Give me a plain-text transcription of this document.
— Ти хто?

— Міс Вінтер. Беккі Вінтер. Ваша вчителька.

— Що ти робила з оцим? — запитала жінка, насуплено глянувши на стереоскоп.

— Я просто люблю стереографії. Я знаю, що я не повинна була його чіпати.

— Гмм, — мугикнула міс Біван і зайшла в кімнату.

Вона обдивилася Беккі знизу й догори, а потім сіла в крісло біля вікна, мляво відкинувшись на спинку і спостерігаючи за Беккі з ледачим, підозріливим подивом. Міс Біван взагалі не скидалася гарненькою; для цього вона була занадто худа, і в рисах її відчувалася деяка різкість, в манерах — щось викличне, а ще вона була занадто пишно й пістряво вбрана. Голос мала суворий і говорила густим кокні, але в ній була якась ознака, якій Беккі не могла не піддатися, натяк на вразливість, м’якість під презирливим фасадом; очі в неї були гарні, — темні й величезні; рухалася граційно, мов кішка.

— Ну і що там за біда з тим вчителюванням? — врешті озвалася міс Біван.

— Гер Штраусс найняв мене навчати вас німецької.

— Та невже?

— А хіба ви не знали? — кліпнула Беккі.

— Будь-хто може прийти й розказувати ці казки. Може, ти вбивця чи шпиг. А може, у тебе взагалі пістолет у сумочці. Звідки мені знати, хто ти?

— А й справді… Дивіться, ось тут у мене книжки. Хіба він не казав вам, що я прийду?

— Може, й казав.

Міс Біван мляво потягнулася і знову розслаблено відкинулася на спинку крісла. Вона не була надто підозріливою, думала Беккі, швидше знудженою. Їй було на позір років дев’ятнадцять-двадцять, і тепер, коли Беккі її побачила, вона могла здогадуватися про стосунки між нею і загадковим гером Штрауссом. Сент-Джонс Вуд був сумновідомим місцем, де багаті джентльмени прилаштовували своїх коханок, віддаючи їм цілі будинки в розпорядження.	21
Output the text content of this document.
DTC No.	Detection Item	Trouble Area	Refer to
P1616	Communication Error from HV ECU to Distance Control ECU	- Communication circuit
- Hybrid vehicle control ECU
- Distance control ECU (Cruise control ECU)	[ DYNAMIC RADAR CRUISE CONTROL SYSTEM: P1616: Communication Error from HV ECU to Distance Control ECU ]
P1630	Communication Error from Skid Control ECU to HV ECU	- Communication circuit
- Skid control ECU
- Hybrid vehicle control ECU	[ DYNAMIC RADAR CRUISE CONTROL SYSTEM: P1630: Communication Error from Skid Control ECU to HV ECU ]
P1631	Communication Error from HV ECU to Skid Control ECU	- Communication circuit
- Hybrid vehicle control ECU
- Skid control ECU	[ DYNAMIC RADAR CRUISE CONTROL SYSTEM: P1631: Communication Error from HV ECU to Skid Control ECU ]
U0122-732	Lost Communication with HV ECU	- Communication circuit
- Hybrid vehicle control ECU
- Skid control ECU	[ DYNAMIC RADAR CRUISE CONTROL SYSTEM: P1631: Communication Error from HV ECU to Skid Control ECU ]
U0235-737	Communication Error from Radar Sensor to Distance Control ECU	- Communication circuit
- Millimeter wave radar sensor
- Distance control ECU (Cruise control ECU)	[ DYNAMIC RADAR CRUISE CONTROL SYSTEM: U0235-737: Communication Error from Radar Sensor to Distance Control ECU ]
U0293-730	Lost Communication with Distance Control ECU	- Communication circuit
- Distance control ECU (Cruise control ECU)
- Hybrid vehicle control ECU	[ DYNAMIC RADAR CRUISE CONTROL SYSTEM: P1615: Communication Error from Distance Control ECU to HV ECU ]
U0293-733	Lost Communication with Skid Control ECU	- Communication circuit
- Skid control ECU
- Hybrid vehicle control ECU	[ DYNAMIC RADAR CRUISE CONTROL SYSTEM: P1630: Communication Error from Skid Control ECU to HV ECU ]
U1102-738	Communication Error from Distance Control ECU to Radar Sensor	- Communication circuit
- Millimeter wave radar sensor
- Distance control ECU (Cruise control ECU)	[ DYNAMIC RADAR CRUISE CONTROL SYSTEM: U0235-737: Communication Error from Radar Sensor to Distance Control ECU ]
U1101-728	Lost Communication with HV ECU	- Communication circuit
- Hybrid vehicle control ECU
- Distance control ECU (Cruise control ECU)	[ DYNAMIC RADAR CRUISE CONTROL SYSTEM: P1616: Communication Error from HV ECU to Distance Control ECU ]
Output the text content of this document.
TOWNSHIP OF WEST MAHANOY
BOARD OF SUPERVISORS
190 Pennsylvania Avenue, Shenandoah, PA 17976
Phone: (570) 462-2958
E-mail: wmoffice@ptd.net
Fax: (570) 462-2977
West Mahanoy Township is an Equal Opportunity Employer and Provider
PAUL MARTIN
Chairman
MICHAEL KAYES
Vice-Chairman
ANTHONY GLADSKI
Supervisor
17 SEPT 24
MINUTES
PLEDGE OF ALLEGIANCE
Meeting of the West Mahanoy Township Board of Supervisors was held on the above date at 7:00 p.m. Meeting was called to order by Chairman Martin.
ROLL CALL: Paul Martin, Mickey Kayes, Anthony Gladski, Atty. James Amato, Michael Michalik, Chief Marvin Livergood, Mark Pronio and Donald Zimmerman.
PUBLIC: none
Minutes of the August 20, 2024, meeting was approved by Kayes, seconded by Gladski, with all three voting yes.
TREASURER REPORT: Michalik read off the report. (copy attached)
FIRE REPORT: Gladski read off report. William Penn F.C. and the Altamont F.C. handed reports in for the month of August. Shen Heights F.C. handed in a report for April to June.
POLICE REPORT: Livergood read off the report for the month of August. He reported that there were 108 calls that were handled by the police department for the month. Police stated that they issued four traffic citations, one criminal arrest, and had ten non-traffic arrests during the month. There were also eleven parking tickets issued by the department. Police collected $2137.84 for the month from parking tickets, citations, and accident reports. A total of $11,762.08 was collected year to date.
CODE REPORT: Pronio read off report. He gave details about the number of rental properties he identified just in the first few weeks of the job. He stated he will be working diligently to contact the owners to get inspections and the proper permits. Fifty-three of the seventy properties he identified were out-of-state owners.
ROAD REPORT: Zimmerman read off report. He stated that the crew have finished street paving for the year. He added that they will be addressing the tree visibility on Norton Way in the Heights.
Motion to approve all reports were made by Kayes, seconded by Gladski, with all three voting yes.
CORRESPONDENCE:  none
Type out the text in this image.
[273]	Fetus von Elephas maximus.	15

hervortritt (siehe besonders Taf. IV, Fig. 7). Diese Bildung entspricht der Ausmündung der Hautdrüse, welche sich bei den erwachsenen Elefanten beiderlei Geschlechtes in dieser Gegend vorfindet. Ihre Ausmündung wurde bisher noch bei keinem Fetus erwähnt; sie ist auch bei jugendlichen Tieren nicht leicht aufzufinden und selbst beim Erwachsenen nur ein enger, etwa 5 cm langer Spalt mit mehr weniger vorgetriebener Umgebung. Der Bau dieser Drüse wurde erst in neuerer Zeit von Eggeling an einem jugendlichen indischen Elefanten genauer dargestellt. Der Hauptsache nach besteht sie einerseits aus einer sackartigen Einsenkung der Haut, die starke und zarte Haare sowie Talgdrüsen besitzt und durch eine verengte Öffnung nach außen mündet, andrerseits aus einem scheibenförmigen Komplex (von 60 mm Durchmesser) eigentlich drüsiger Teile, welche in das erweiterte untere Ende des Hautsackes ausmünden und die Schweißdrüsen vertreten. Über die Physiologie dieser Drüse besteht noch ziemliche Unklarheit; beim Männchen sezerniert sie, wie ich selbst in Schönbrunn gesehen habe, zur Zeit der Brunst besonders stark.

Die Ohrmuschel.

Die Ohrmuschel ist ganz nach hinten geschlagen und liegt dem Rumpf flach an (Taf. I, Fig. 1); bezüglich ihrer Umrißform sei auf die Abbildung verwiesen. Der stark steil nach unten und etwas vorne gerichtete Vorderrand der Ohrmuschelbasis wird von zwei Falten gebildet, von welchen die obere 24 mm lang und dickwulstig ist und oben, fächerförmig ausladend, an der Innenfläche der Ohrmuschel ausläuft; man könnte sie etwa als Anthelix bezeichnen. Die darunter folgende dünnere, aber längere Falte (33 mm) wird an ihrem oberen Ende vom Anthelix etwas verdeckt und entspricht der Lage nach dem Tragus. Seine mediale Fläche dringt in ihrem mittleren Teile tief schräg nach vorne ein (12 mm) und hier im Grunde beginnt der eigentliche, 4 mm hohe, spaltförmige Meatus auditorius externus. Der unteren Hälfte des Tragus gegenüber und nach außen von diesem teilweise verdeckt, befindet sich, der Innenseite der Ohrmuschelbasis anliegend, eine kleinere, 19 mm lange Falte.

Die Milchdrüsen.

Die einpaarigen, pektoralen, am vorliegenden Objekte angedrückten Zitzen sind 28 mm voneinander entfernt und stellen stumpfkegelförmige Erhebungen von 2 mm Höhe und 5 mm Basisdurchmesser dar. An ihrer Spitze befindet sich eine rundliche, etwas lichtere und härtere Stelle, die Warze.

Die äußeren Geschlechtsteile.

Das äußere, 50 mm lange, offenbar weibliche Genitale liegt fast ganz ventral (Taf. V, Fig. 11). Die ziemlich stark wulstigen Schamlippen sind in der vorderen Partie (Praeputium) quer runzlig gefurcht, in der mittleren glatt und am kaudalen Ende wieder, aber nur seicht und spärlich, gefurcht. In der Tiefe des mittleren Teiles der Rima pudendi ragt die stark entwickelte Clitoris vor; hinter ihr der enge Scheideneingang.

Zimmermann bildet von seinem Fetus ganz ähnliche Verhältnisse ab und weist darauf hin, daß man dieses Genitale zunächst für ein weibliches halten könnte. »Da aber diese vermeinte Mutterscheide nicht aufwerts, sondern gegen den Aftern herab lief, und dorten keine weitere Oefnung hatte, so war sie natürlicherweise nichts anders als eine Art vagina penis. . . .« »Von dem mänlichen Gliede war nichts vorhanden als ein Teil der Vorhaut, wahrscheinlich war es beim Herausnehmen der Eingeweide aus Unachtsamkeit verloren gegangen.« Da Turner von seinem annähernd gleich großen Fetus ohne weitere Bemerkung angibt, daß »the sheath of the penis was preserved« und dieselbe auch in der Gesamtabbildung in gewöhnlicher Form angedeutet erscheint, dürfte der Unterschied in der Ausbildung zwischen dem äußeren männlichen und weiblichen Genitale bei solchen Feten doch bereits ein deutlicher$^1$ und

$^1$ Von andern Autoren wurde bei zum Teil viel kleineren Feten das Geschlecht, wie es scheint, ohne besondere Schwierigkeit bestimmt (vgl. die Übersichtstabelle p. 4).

▶ [WORK REQUIRED] Find the word "Distance" and list each line it appears in.

▶ [REPLY]
P1616	Communication Error from HV ECU to Distance Control ECU	- Communication circuit
- Distance control ECU (Cruise control ECU)	[ DYNAMIC RADAR CRUISE CONTROL SYSTEM: P1616: Communication Error from HV ECU to Distance Control ECU ]
U0235-737	Communication Error from Radar Sensor to Distance Control ECU	- Communication circuit
- Distance control ECU (Cruise control ECU)	[ DYNAMIC RADAR CRUISE CONTROL SYSTEM: U0235-737: Communication Error from Radar Sensor to Distance Control ECU ]
U0293-730	Lost Communication with Distance Control ECU	- Communication circuit
- Distance control ECU (Cruise control ECU)
- Hybrid vehicle control ECU	[ DYNAMIC RADAR CRUISE CONTROL SYSTEM: P1615: Communication Error from Distance Control ECU to HV ECU ]
U1102-738	Communication Error from Distance Control ECU to Radar Sensor	- Communication circuit
- Distance control ECU (Cruise control ECU)	[ DYNAMIC RADAR CRUISE CONTROL SYSTEM: U0235-737: Communication Error from Radar Sensor to Distance Control ECU ]
- Distance control ECU (Cruise control ECU)	[ DYNAMIC RADAR CRUISE CONTROL SYSTEM: P1616: Communication Error from HV ECU to Distance Control ECU ]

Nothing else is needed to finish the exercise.